◆ Problem requirements ◆
Leaving out the pictures, please retype each record exactly.

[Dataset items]
▼

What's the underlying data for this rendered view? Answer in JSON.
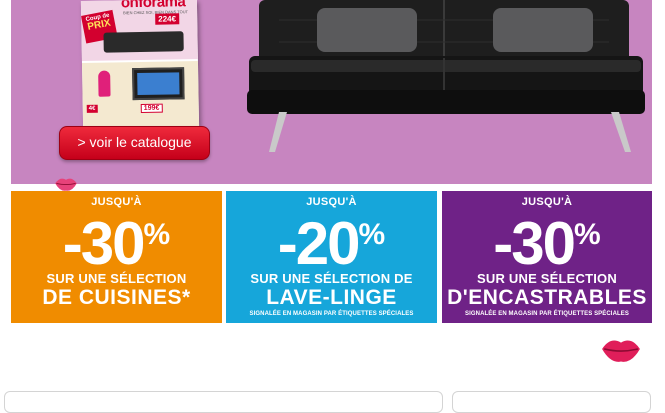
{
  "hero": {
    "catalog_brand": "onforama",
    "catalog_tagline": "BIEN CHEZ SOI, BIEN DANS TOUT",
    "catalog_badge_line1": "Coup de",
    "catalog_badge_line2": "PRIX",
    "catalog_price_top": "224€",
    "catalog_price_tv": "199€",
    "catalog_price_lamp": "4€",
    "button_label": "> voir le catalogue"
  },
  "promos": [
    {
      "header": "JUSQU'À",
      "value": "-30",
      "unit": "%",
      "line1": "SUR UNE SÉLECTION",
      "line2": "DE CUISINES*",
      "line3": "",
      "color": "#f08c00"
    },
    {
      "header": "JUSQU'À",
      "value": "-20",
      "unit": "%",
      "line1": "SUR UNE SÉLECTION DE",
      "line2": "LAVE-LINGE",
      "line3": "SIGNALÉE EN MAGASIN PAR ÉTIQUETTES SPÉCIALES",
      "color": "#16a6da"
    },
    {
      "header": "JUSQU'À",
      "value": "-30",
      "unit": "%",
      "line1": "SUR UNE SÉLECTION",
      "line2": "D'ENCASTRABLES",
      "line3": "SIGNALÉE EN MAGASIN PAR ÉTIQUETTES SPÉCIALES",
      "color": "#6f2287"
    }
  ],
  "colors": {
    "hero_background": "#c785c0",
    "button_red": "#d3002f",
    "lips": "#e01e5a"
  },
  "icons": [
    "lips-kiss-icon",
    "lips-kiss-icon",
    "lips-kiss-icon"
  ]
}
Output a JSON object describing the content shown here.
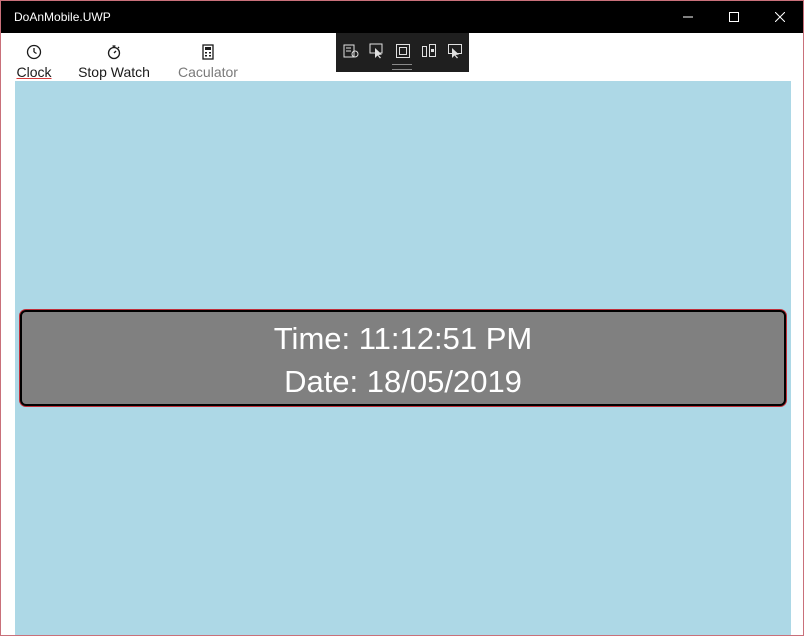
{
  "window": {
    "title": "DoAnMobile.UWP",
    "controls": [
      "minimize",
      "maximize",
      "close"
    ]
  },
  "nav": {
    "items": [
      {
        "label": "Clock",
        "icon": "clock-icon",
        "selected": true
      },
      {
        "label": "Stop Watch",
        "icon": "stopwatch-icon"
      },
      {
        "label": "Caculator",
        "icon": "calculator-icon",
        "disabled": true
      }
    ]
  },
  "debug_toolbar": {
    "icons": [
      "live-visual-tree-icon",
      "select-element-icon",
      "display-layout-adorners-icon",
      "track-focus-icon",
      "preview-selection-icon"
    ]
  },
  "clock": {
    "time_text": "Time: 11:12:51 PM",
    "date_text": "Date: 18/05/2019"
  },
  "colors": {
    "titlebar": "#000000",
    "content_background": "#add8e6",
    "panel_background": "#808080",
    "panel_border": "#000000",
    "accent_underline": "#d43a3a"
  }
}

▲

◆ Output below ◆
What's the underlying data for this rendered view? Answer in JSON.
{
  "hero": {
    "catalog_brand": "onforama",
    "catalog_tagline": "BIEN CHEZ SOI, BIEN DANS TOUT",
    "catalog_badge_line1": "Coup de",
    "catalog_badge_line2": "PRIX",
    "catalog_price_top": "224€",
    "catalog_price_tv": "199€",
    "catalog_price_lamp": "4€",
    "button_label": "> voir le catalogue"
  },
  "promos": [
    {
      "header": "JUSQU'À",
      "value": "-30",
      "unit": "%",
      "line1": "SUR UNE SÉLECTION",
      "line2": "DE CUISINES*",
      "line3": "",
      "color": "#f08c00"
    },
    {
      "header": "JUSQU'À",
      "value": "-20",
      "unit": "%",
      "line1": "SUR UNE SÉLECTION DE",
      "line2": "LAVE-LINGE",
      "line3": "SIGNALÉE EN MAGASIN PAR ÉTIQUETTES SPÉCIALES",
      "color": "#16a6da"
    },
    {
      "header": "JUSQU'À",
      "value": "-30",
      "unit": "%",
      "line1": "SUR UNE SÉLECTION",
      "line2": "D'ENCASTRABLES",
      "line3": "SIGNALÉE EN MAGASIN PAR ÉTIQUETTES SPÉCIALES",
      "color": "#6f2287"
    }
  ],
  "colors": {
    "hero_background": "#c785c0",
    "button_red": "#d3002f",
    "lips": "#e01e5a"
  },
  "icons": [
    "lips-kiss-icon",
    "lips-kiss-icon",
    "lips-kiss-icon"
  ]
}
Output a JSON object describing the content shown here.
{
  "window": {
    "title": "DoAnMobile.UWP",
    "controls": [
      "minimize",
      "maximize",
      "close"
    ]
  },
  "nav": {
    "items": [
      {
        "label": "Clock",
        "icon": "clock-icon",
        "selected": true
      },
      {
        "label": "Stop Watch",
        "icon": "stopwatch-icon"
      },
      {
        "label": "Caculator",
        "icon": "calculator-icon",
        "disabled": true
      }
    ]
  },
  "debug_toolbar": {
    "icons": [
      "live-visual-tree-icon",
      "select-element-icon",
      "display-layout-adorners-icon",
      "track-focus-icon",
      "preview-selection-icon"
    ]
  },
  "clock": {
    "time_text": "Time: 11:12:51 PM",
    "date_text": "Date: 18/05/2019"
  },
  "colors": {
    "titlebar": "#000000",
    "content_background": "#add8e6",
    "panel_background": "#808080",
    "panel_border": "#000000",
    "accent_underline": "#d43a3a"
  }
}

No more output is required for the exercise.